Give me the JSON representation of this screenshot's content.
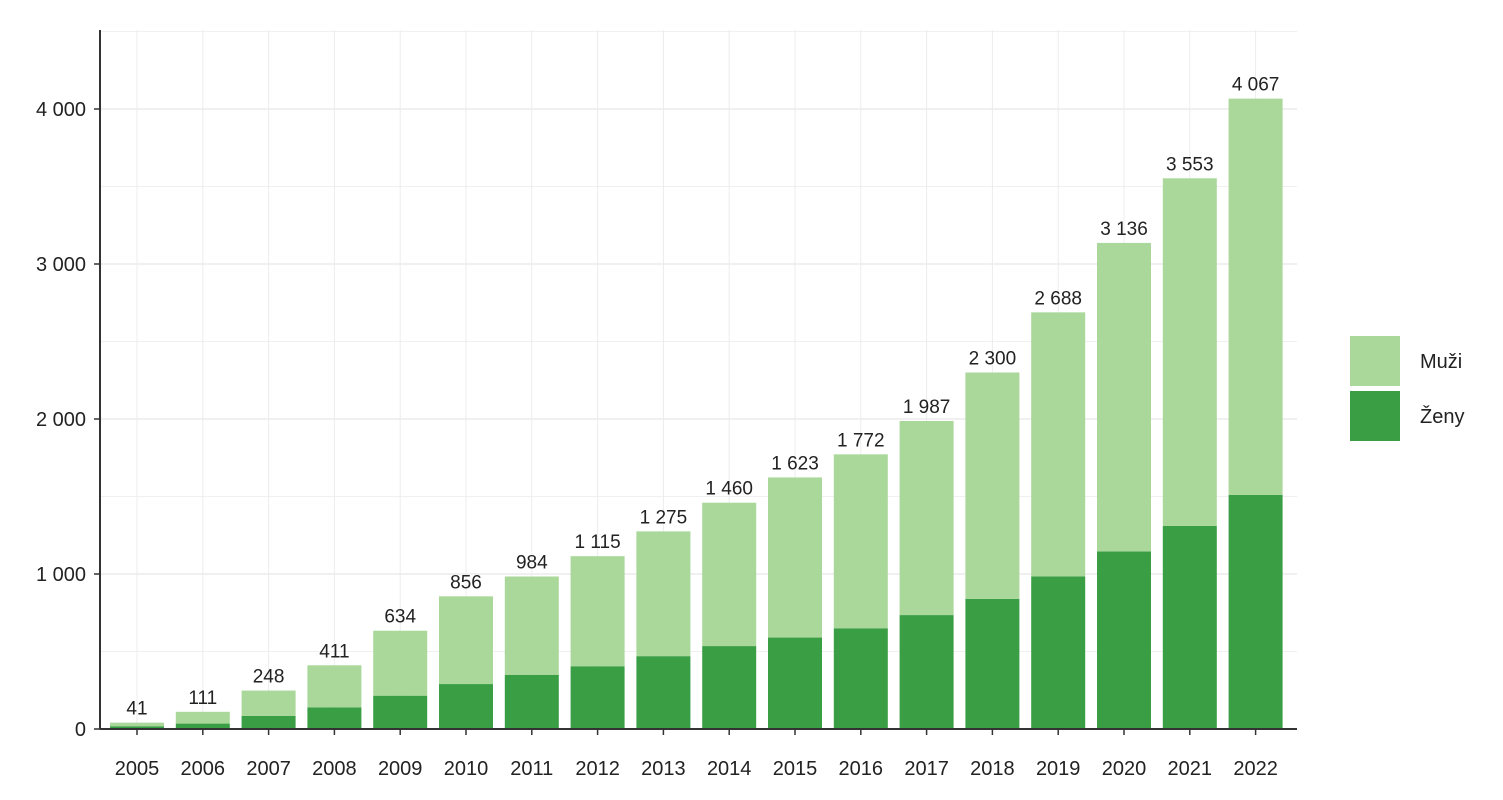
{
  "chart_data": {
    "type": "bar",
    "stacked": true,
    "categories": [
      "2005",
      "2006",
      "2007",
      "2008",
      "2009",
      "2010",
      "2011",
      "2012",
      "2013",
      "2014",
      "2015",
      "2016",
      "2017",
      "2018",
      "2019",
      "2020",
      "2021",
      "2022"
    ],
    "series": [
      {
        "name": "Ženy",
        "color": "#3a9e45",
        "values": [
          18,
          35,
          85,
          140,
          215,
          290,
          350,
          405,
          470,
          535,
          590,
          650,
          735,
          840,
          985,
          1145,
          1310,
          1510
        ]
      },
      {
        "name": "Muži",
        "color": "#a9d89a",
        "values": [
          23,
          76,
          163,
          271,
          419,
          566,
          634,
          710,
          805,
          925,
          1033,
          1122,
          1252,
          1460,
          1703,
          1991,
          2243,
          2557
        ]
      }
    ],
    "totals": [
      41,
      111,
      248,
      411,
      634,
      856,
      984,
      1115,
      1275,
      1460,
      1623,
      1772,
      1987,
      2300,
      2688,
      3136,
      3553,
      4067
    ],
    "total_labels": [
      "41",
      "111",
      "248",
      "411",
      "634",
      "856",
      "984",
      "1 115",
      "1 275",
      "1 460",
      "1 623",
      "1 772",
      "1 987",
      "2 300",
      "2 688",
      "3 136",
      "3 553",
      "4 067"
    ],
    "yticks": [
      0,
      1000,
      2000,
      3000,
      4000
    ],
    "ytick_labels": [
      "0",
      "1 000",
      "2 000",
      "3 000",
      "4 000"
    ],
    "ylim": [
      0,
      4500
    ],
    "grid": true,
    "legend": {
      "position": "right",
      "items": [
        {
          "label": "Muži",
          "color": "#a9d89a"
        },
        {
          "label": "Ženy",
          "color": "#3a9e45"
        }
      ]
    },
    "title": "",
    "xlabel": "",
    "ylabel": ""
  }
}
————
### The exercise
Leave out the pictures and print each record exactly as it stands.

### Answer to the exercise
Give me the JSON representation of this screenshot's content.
{
  "chart_data": {
    "type": "bar",
    "stacked": true,
    "categories": [
      "2005",
      "2006",
      "2007",
      "2008",
      "2009",
      "2010",
      "2011",
      "2012",
      "2013",
      "2014",
      "2015",
      "2016",
      "2017",
      "2018",
      "2019",
      "2020",
      "2021",
      "2022"
    ],
    "series": [
      {
        "name": "Ženy",
        "color": "#3a9e45",
        "values": [
          18,
          35,
          85,
          140,
          215,
          290,
          350,
          405,
          470,
          535,
          590,
          650,
          735,
          840,
          985,
          1145,
          1310,
          1510
        ]
      },
      {
        "name": "Muži",
        "color": "#a9d89a",
        "values": [
          23,
          76,
          163,
          271,
          419,
          566,
          634,
          710,
          805,
          925,
          1033,
          1122,
          1252,
          1460,
          1703,
          1991,
          2243,
          2557
        ]
      }
    ],
    "totals": [
      41,
      111,
      248,
      411,
      634,
      856,
      984,
      1115,
      1275,
      1460,
      1623,
      1772,
      1987,
      2300,
      2688,
      3136,
      3553,
      4067
    ],
    "total_labels": [
      "41",
      "111",
      "248",
      "411",
      "634",
      "856",
      "984",
      "1 115",
      "1 275",
      "1 460",
      "1 623",
      "1 772",
      "1 987",
      "2 300",
      "2 688",
      "3 136",
      "3 553",
      "4 067"
    ],
    "yticks": [
      0,
      1000,
      2000,
      3000,
      4000
    ],
    "ytick_labels": [
      "0",
      "1 000",
      "2 000",
      "3 000",
      "4 000"
    ],
    "ylim": [
      0,
      4500
    ],
    "grid": true,
    "legend": {
      "position": "right",
      "items": [
        {
          "label": "Muži",
          "color": "#a9d89a"
        },
        {
          "label": "Ženy",
          "color": "#3a9e45"
        }
      ]
    },
    "title": "",
    "xlabel": "",
    "ylabel": ""
  }
}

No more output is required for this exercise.